• **Prompt**:
Would you quote every entry exactly, dropping only the pictures?

• **Records for this exercise**:
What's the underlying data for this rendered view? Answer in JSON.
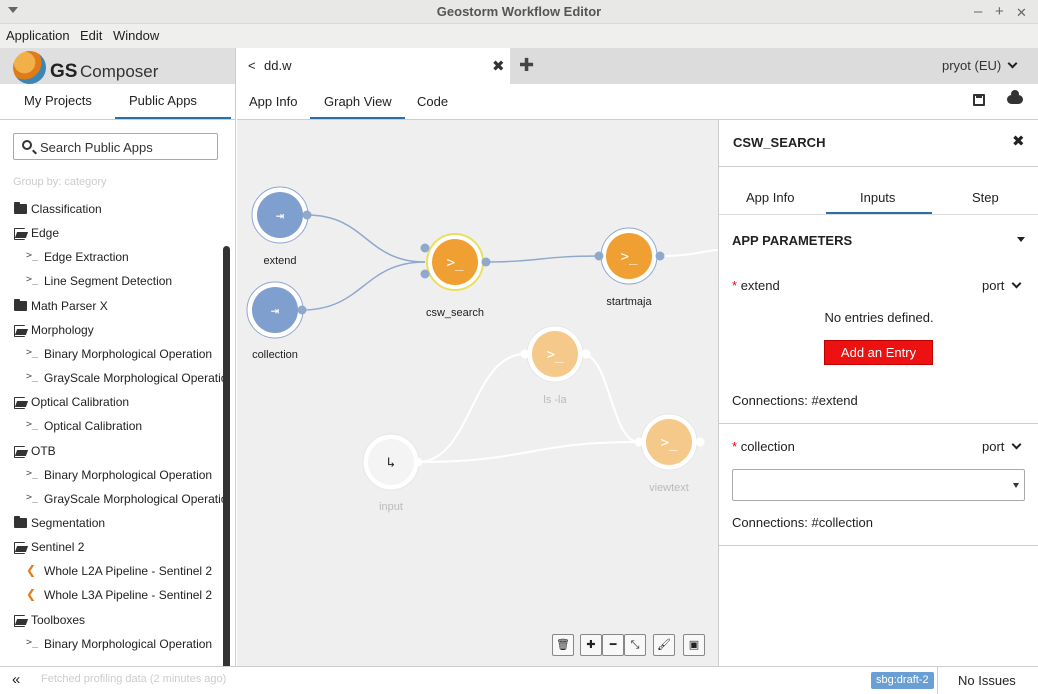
{
  "window": {
    "title": "Geostorm Workflow Editor",
    "minimize": "–",
    "maximize": "+",
    "close": "✕"
  },
  "menu": [
    "Application",
    "Edit",
    "Window"
  ],
  "brand": {
    "gs": "GS",
    "composer": "Composer"
  },
  "sidebar": {
    "tabs": [
      "My Projects",
      "Public Apps"
    ],
    "active_tab": "Public Apps",
    "search_placeholder": "Search Public Apps",
    "group_by": "Group by: category",
    "tree": [
      {
        "type": "folder",
        "label": "Classification"
      },
      {
        "type": "folder-open",
        "label": "Edge"
      },
      {
        "type": "app",
        "label": "Edge Extraction"
      },
      {
        "type": "app",
        "label": "Line Segment Detection"
      },
      {
        "type": "folder",
        "label": "Math Parser X"
      },
      {
        "type": "folder-open",
        "label": "Morphology"
      },
      {
        "type": "app",
        "label": "Binary Morphological Operation"
      },
      {
        "type": "app",
        "label": "GrayScale Morphological Operation"
      },
      {
        "type": "folder-open",
        "label": "Optical Calibration"
      },
      {
        "type": "app",
        "label": "Optical Calibration"
      },
      {
        "type": "folder-open",
        "label": "OTB"
      },
      {
        "type": "app",
        "label": "Binary Morphological Operation"
      },
      {
        "type": "app",
        "label": "GrayScale Morphological Operation"
      },
      {
        "type": "folder",
        "label": "Segmentation"
      },
      {
        "type": "folder-open",
        "label": "Sentinel 2"
      },
      {
        "type": "workflow",
        "label": "Whole L2A Pipeline - Sentinel 2"
      },
      {
        "type": "workflow",
        "label": "Whole L3A Pipeline - Sentinel 2"
      },
      {
        "type": "folder-open",
        "label": "Toolboxes"
      },
      {
        "type": "app",
        "label": "Binary Morphological Operation"
      }
    ]
  },
  "doc_tab": {
    "name": "dd.w",
    "close": "✖",
    "add": "✚"
  },
  "user": "pryot (EU)",
  "view_tabs": [
    "App Info",
    "Graph View",
    "Code"
  ],
  "active_view": "Graph View",
  "graph": {
    "nodes": [
      {
        "id": "extend",
        "label": "extend",
        "kind": "input",
        "faded": false
      },
      {
        "id": "collection",
        "label": "collection",
        "kind": "input",
        "faded": false
      },
      {
        "id": "csw_search",
        "label": "csw_search",
        "kind": "step",
        "faded": false,
        "selected": true
      },
      {
        "id": "startmaja",
        "label": "startmaja",
        "kind": "step",
        "faded": false
      },
      {
        "id": "ls",
        "label": "ls -la",
        "kind": "step",
        "faded": true
      },
      {
        "id": "input",
        "label": "input",
        "kind": "workflow-input",
        "faded": true
      },
      {
        "id": "viewtext",
        "label": "viewtext",
        "kind": "step",
        "faded": true
      }
    ],
    "edges": [
      [
        "extend",
        "csw_search"
      ],
      [
        "collection",
        "csw_search"
      ],
      [
        "csw_search",
        "startmaja"
      ],
      [
        "input",
        "ls"
      ],
      [
        "input",
        "viewtext"
      ],
      [
        "ls",
        "viewtext"
      ]
    ],
    "tools": [
      "trash-icon",
      "zoom-in-icon",
      "zoom-out-icon",
      "fit-icon",
      "brush-icon",
      "image-icon"
    ]
  },
  "panel": {
    "title": "CSW_SEARCH",
    "close": "✖",
    "tabs": [
      "App Info",
      "Inputs",
      "Step"
    ],
    "active_tab": "Inputs",
    "section": "APP PARAMETERS",
    "params": [
      {
        "name": "extend",
        "type": "port",
        "empty_text": "No entries defined.",
        "add_label": "Add an Entry",
        "connections": "Connections: #extend"
      },
      {
        "name": "collection",
        "type": "port",
        "connections": "Connections: #collection"
      }
    ]
  },
  "status": {
    "collapse": "«",
    "message": "Fetched profiling data (2 minutes ago)",
    "badge": "sbg:draft-2",
    "issues": "No Issues"
  },
  "colors": {
    "accent": "#2b6fa8",
    "node_blue": "#7f9fcf",
    "node_orange": "#f0a032",
    "danger": "#ee1111"
  }
}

• **Exercise solution**:
What's the underlying data for this rendered view? Answer in JSON.
{
  "window": {
    "title": "Geostorm Workflow Editor",
    "minimize": "–",
    "maximize": "+",
    "close": "✕"
  },
  "menu": [
    "Application",
    "Edit",
    "Window"
  ],
  "brand": {
    "gs": "GS",
    "composer": "Composer"
  },
  "sidebar": {
    "tabs": [
      "My Projects",
      "Public Apps"
    ],
    "active_tab": "Public Apps",
    "search_placeholder": "Search Public Apps",
    "group_by": "Group by: category",
    "tree": [
      {
        "type": "folder",
        "label": "Classification"
      },
      {
        "type": "folder-open",
        "label": "Edge"
      },
      {
        "type": "app",
        "label": "Edge Extraction"
      },
      {
        "type": "app",
        "label": "Line Segment Detection"
      },
      {
        "type": "folder",
        "label": "Math Parser X"
      },
      {
        "type": "folder-open",
        "label": "Morphology"
      },
      {
        "type": "app",
        "label": "Binary Morphological Operation"
      },
      {
        "type": "app",
        "label": "GrayScale Morphological Operation"
      },
      {
        "type": "folder-open",
        "label": "Optical Calibration"
      },
      {
        "type": "app",
        "label": "Optical Calibration"
      },
      {
        "type": "folder-open",
        "label": "OTB"
      },
      {
        "type": "app",
        "label": "Binary Morphological Operation"
      },
      {
        "type": "app",
        "label": "GrayScale Morphological Operation"
      },
      {
        "type": "folder",
        "label": "Segmentation"
      },
      {
        "type": "folder-open",
        "label": "Sentinel 2"
      },
      {
        "type": "workflow",
        "label": "Whole L2A Pipeline - Sentinel 2"
      },
      {
        "type": "workflow",
        "label": "Whole L3A Pipeline - Sentinel 2"
      },
      {
        "type": "folder-open",
        "label": "Toolboxes"
      },
      {
        "type": "app",
        "label": "Binary Morphological Operation"
      }
    ]
  },
  "doc_tab": {
    "name": "dd.w",
    "close": "✖",
    "add": "✚"
  },
  "user": "pryot (EU)",
  "view_tabs": [
    "App Info",
    "Graph View",
    "Code"
  ],
  "active_view": "Graph View",
  "graph": {
    "nodes": [
      {
        "id": "extend",
        "label": "extend",
        "kind": "input",
        "faded": false
      },
      {
        "id": "collection",
        "label": "collection",
        "kind": "input",
        "faded": false
      },
      {
        "id": "csw_search",
        "label": "csw_search",
        "kind": "step",
        "faded": false,
        "selected": true
      },
      {
        "id": "startmaja",
        "label": "startmaja",
        "kind": "step",
        "faded": false
      },
      {
        "id": "ls",
        "label": "ls -la",
        "kind": "step",
        "faded": true
      },
      {
        "id": "input",
        "label": "input",
        "kind": "workflow-input",
        "faded": true
      },
      {
        "id": "viewtext",
        "label": "viewtext",
        "kind": "step",
        "faded": true
      }
    ],
    "edges": [
      [
        "extend",
        "csw_search"
      ],
      [
        "collection",
        "csw_search"
      ],
      [
        "csw_search",
        "startmaja"
      ],
      [
        "input",
        "ls"
      ],
      [
        "input",
        "viewtext"
      ],
      [
        "ls",
        "viewtext"
      ]
    ],
    "tools": [
      "trash-icon",
      "zoom-in-icon",
      "zoom-out-icon",
      "fit-icon",
      "brush-icon",
      "image-icon"
    ]
  },
  "panel": {
    "title": "CSW_SEARCH",
    "close": "✖",
    "tabs": [
      "App Info",
      "Inputs",
      "Step"
    ],
    "active_tab": "Inputs",
    "section": "APP PARAMETERS",
    "params": [
      {
        "name": "extend",
        "type": "port",
        "empty_text": "No entries defined.",
        "add_label": "Add an Entry",
        "connections": "Connections: #extend"
      },
      {
        "name": "collection",
        "type": "port",
        "connections": "Connections: #collection"
      }
    ]
  },
  "status": {
    "collapse": "«",
    "message": "Fetched profiling data (2 minutes ago)",
    "badge": "sbg:draft-2",
    "issues": "No Issues"
  },
  "colors": {
    "accent": "#2b6fa8",
    "node_blue": "#7f9fcf",
    "node_orange": "#f0a032",
    "danger": "#ee1111"
  }
}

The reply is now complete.